Transcribe every line of the records verbatim.
-- DATA start --
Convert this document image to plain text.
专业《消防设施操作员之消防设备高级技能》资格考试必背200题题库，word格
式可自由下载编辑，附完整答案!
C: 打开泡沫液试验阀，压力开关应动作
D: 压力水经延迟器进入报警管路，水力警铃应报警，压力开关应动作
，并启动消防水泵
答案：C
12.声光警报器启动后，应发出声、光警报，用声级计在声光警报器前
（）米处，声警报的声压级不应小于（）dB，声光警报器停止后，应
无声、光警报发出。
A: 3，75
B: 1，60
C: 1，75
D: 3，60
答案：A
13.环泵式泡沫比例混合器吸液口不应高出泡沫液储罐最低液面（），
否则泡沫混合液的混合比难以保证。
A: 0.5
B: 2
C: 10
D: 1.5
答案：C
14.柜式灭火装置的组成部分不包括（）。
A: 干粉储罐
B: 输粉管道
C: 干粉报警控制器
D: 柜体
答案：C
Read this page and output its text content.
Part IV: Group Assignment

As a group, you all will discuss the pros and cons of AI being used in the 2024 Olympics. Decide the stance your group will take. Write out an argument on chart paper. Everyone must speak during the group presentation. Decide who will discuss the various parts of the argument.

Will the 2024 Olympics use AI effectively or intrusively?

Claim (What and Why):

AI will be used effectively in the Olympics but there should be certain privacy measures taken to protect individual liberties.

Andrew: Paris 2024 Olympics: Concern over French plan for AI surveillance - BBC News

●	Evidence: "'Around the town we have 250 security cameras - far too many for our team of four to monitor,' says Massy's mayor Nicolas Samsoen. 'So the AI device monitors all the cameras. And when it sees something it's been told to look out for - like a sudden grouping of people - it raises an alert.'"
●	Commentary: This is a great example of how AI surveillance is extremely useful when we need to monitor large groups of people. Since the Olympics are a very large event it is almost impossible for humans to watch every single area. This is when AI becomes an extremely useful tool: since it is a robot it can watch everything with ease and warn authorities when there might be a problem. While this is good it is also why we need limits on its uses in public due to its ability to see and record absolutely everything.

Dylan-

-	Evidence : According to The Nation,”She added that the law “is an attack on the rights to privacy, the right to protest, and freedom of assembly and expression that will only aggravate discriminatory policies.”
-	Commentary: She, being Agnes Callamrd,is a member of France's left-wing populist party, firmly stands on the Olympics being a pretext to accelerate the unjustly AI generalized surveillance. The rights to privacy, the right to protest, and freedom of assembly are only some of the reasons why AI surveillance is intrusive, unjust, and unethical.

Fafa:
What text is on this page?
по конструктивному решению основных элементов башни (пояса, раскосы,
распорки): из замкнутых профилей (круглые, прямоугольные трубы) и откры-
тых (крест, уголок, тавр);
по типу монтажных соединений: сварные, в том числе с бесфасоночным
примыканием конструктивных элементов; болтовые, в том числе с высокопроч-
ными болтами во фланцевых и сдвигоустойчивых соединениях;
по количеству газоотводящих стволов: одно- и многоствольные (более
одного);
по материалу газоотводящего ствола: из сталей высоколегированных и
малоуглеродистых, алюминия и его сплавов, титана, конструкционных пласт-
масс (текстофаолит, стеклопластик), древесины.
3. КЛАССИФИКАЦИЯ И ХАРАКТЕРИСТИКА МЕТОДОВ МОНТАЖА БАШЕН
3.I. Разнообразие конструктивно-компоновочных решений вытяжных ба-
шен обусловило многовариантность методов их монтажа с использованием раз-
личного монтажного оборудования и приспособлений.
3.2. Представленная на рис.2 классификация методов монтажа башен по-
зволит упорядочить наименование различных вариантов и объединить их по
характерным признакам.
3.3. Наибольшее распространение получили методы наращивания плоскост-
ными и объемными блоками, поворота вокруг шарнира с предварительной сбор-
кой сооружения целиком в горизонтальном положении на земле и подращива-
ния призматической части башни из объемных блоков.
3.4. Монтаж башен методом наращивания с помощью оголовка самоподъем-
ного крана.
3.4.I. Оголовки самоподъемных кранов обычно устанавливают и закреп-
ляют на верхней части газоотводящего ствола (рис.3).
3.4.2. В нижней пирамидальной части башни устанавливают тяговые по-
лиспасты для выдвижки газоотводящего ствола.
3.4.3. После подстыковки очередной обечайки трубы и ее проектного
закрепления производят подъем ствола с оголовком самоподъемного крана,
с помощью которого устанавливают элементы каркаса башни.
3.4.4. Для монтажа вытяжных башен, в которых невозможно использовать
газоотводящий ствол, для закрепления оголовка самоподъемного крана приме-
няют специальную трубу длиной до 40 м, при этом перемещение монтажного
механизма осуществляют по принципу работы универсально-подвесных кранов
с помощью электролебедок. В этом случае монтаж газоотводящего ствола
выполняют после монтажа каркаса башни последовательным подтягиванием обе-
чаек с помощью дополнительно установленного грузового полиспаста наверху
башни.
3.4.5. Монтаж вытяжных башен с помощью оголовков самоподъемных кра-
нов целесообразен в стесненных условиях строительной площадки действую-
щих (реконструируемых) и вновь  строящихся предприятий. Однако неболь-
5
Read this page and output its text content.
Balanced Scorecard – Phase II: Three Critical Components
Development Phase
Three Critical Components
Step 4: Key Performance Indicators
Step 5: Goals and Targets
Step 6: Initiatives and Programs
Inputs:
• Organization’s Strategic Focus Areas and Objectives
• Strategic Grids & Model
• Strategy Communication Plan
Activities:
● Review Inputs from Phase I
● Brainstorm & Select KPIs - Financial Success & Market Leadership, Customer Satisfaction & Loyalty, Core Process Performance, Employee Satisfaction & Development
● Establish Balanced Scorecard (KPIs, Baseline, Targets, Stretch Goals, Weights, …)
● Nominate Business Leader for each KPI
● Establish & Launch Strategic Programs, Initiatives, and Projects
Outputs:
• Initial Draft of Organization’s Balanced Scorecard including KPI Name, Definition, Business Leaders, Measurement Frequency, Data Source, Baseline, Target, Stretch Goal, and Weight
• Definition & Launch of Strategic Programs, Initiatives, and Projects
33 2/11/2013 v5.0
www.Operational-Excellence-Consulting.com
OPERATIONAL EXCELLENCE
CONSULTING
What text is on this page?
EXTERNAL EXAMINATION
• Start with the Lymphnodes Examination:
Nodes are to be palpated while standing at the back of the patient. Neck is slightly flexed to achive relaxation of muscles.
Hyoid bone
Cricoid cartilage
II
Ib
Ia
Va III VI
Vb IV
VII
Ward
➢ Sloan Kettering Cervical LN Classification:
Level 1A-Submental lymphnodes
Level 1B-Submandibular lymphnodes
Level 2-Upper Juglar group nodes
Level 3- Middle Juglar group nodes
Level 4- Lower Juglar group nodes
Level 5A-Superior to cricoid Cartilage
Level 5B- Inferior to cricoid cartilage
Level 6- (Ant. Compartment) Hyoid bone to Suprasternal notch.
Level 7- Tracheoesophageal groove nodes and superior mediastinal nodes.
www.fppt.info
-- DATA end --
- EXPECTED ANSWER:
Convert this document image to plain text.
专业《消防设施操作员之消防设备高级技能》资格考试必背200题题库，word格
式可自由下载编辑，附完整答案!
C: 打开泡沫液试验阀，压力开关应动作
D: 压力水经延迟器进入报警管路，水力警铃应报警，压力开关应动作
，并启动消防水泵
答案：C
12.声光警报器启动后，应发出声、光警报，用声级计在声光警报器前
（）米处，声警报的声压级不应小于（）dB，声光警报器停止后，应
无声、光警报发出。
A: 3，75
B: 1，60
C: 1，75
D: 3，60
答案：A
13.环泵式泡沫比例混合器吸液口不应高出泡沫液储罐最低液面（），
否则泡沫混合液的混合比难以保证。
A: 0.5
B: 2
C: 10
D: 1.5
答案：C
14.柜式灭火装置的组成部分不包括（）。
A: 干粉储罐
B: 输粉管道
C: 干粉报警控制器
D: 柜体
答案：C
Read this page and output its text content.
Part IV: Group Assignment

As a group, you all will discuss the pros and cons of AI being used in the 2024 Olympics. Decide the stance your group will take. Write out an argument on chart paper. Everyone must speak during the group presentation. Decide who will discuss the various parts of the argument.

Will the 2024 Olympics use AI effectively or intrusively?

Claim (What and Why):

AI will be used effectively in the Olympics but there should be certain privacy measures taken to protect individual liberties.

Andrew: Paris 2024 Olympics: Concern over French plan for AI surveillance - BBC News

●	Evidence: "'Around the town we have 250 security cameras - far too many for our team of four to monitor,' says Massy's mayor Nicolas Samsoen. 'So the AI device monitors all the cameras. And when it sees something it's been told to look out for - like a sudden grouping of people - it raises an alert.'"
●	Commentary: This is a great example of how AI surveillance is extremely useful when we need to monitor large groups of people. Since the Olympics are a very large event it is almost impossible for humans to watch every single area. This is when AI becomes an extremely useful tool: since it is a robot it can watch everything with ease and warn authorities when there might be a problem. While this is good it is also why we need limits on its uses in public due to its ability to see and record absolutely everything.

Dylan-

-	Evidence : According to The Nation,”She added that the law “is an attack on the rights to privacy, the right to protest, and freedom of assembly and expression that will only aggravate discriminatory policies.”
-	Commentary: She, being Agnes Callamrd,is a member of France's left-wing populist party, firmly stands on the Olympics being a pretext to accelerate the unjustly AI generalized surveillance. The rights to privacy, the right to protest, and freedom of assembly are only some of the reasons why AI surveillance is intrusive, unjust, and unethical.

Fafa:
What text is on this page?
по конструктивному решению основных элементов башни (пояса, раскосы,
распорки): из замкнутых профилей (круглые, прямоугольные трубы) и откры-
тых (крест, уголок, тавр);
по типу монтажных соединений: сварные, в том числе с бесфасоночным
примыканием конструктивных элементов; болтовые, в том числе с высокопроч-
ными болтами во фланцевых и сдвигоустойчивых соединениях;
по количеству газоотводящих стволов: одно- и многоствольные (более
одного);
по материалу газоотводящего ствола: из сталей высоколегированных и
малоуглеродистых, алюминия и его сплавов, титана, конструкционных пласт-
масс (текстофаолит, стеклопластик), древесины.
3. КЛАССИФИКАЦИЯ И ХАРАКТЕРИСТИКА МЕТОДОВ МОНТАЖА БАШЕН
3.I. Разнообразие конструктивно-компоновочных решений вытяжных ба-
шен обусловило многовариантность методов их монтажа с использованием раз-
личного монтажного оборудования и приспособлений.
3.2. Представленная на рис.2 классификация методов монтажа башен по-
зволит упорядочить наименование различных вариантов и объединить их по
характерным признакам.
3.3. Наибольшее распространение получили методы наращивания плоскост-
ными и объемными блоками, поворота вокруг шарнира с предварительной сбор-
кой сооружения целиком в горизонтальном положении на земле и подращива-
ния призматической части башни из объемных блоков.
3.4. Монтаж башен методом наращивания с помощью оголовка самоподъем-
ного крана.
3.4.I. Оголовки самоподъемных кранов обычно устанавливают и закреп-
ляют на верхней части газоотводящего ствола (рис.3).
3.4.2. В нижней пирамидальной части башни устанавливают тяговые по-
лиспасты для выдвижки газоотводящего ствола.
3.4.3. После подстыковки очередной обечайки трубы и ее проектного
закрепления производят подъем ствола с оголовком самоподъемного крана,
с помощью которого устанавливают элементы каркаса башни.
3.4.4. Для монтажа вытяжных башен, в которых невозможно использовать
газоотводящий ствол, для закрепления оголовка самоподъемного крана приме-
няют специальную трубу длиной до 40 м, при этом перемещение монтажного
механизма осуществляют по принципу работы универсально-подвесных кранов
с помощью электролебедок. В этом случае монтаж газоотводящего ствола
выполняют после монтажа каркаса башни последовательным подтягиванием обе-
чаек с помощью дополнительно установленного грузового полиспаста наверху
башни.
3.4.5. Монтаж вытяжных башен с помощью оголовков самоподъемных кра-
нов целесообразен в стесненных условиях строительной площадки действую-
щих (реконструируемых) и вновь  строящихся предприятий. Однако неболь-
5
Read this page and output its text content.
Balanced Scorecard – Phase II: Three Critical Components
Development Phase
Three Critical Components
Step 4: Key Performance Indicators
Step 5: Goals and Targets
Step 6: Initiatives and Programs
Inputs:
• Organization’s Strategic Focus Areas and Objectives
• Strategic Grids & Model
• Strategy Communication Plan
Activities:
● Review Inputs from Phase I
● Brainstorm & Select KPIs - Financial Success & Market Leadership, Customer Satisfaction & Loyalty, Core Process Performance, Employee Satisfaction & Development
● Establish Balanced Scorecard (KPIs, Baseline, Targets, Stretch Goals, Weights, …)
● Nominate Business Leader for each KPI
● Establish & Launch Strategic Programs, Initiatives, and Projects
Outputs:
• Initial Draft of Organization’s Balanced Scorecard including KPI Name, Definition, Business Leaders, Measurement Frequency, Data Source, Baseline, Target, Stretch Goal, and Weight
• Definition & Launch of Strategic Programs, Initiatives, and Projects
33 2/11/2013 v5.0
www.Operational-Excellence-Consulting.com
OPERATIONAL EXCELLENCE
CONSULTING
What text is on this page?
EXTERNAL EXAMINATION
• Start with the Lymphnodes Examination:
Nodes are to be palpated while standing at the back of the patient. Neck is slightly flexed to achive relaxation of muscles.
Hyoid bone
Cricoid cartilage
II
Ib
Ia
Va III VI
Vb IV
VII
Ward
➢ Sloan Kettering Cervical LN Classification:
Level 1A-Submental lymphnodes
Level 1B-Submandibular lymphnodes
Level 2-Upper Juglar group nodes
Level 3- Middle Juglar group nodes
Level 4- Lower Juglar group nodes
Level 5A-Superior to cricoid Cartilage
Level 5B- Inferior to cricoid cartilage
Level 6- (Ant. Compartment) Hyoid bone to Suprasternal notch.
Level 7- Tracheoesophageal groove nodes and superior mediastinal nodes.
www.fppt.info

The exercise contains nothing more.